══ Supplied data
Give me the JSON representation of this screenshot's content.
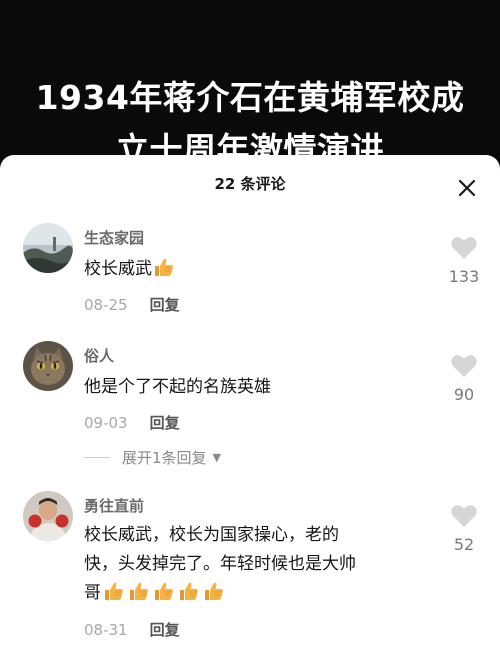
{
  "video": {
    "title_line1": "1934年蒋介石在黄埔军校成",
    "title_line2": "立十周年激情演讲"
  },
  "sheet": {
    "title": "22 条评论",
    "close_icon": "close-icon"
  },
  "comments": [
    {
      "author": "生态家园",
      "text": "校长威武",
      "emoji": [
        "thumbs-up"
      ],
      "date": "08-25",
      "reply_label": "回复",
      "likes": "133"
    },
    {
      "author": "俗人",
      "text": "他是个了不起的名族英雄",
      "emoji": [],
      "date": "09-03",
      "reply_label": "回复",
      "likes": "90",
      "expand_label": "展开1条回复"
    },
    {
      "author": "勇往直前",
      "text_line1": "校长威武，校长为国家操心，老的",
      "text_line2": "快，头发掉完了。年轻时候也是大帅",
      "text_line3": "哥",
      "emoji": [
        "thumbs-up",
        "thumbs-up",
        "thumbs-up",
        "thumbs-up",
        "thumbs-up"
      ],
      "date": "08-31",
      "reply_label": "回复",
      "likes": "52"
    }
  ],
  "colors": {
    "sheet_bg": "#ffffff",
    "video_bg": "#0a0a0a",
    "heart_gray": "#d6d6d6",
    "emoji_thumb": "#f5b344"
  }
}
════
_Direction_
Transcribe the listing in full and omit the pictures.

_Written response_
Give me the JSON representation of this screenshot's content.
{
  "video": {
    "title_line1": "1934年蒋介石在黄埔军校成",
    "title_line2": "立十周年激情演讲"
  },
  "sheet": {
    "title": "22 条评论",
    "close_icon": "close-icon"
  },
  "comments": [
    {
      "author": "生态家园",
      "text": "校长威武",
      "emoji": [
        "thumbs-up"
      ],
      "date": "08-25",
      "reply_label": "回复",
      "likes": "133"
    },
    {
      "author": "俗人",
      "text": "他是个了不起的名族英雄",
      "emoji": [],
      "date": "09-03",
      "reply_label": "回复",
      "likes": "90",
      "expand_label": "展开1条回复"
    },
    {
      "author": "勇往直前",
      "text_line1": "校长威武，校长为国家操心，老的",
      "text_line2": "快，头发掉完了。年轻时候也是大帅",
      "text_line3": "哥",
      "emoji": [
        "thumbs-up",
        "thumbs-up",
        "thumbs-up",
        "thumbs-up",
        "thumbs-up"
      ],
      "date": "08-31",
      "reply_label": "回复",
      "likes": "52"
    }
  ],
  "colors": {
    "sheet_bg": "#ffffff",
    "video_bg": "#0a0a0a",
    "heart_gray": "#d6d6d6",
    "emoji_thumb": "#f5b344"
  }
}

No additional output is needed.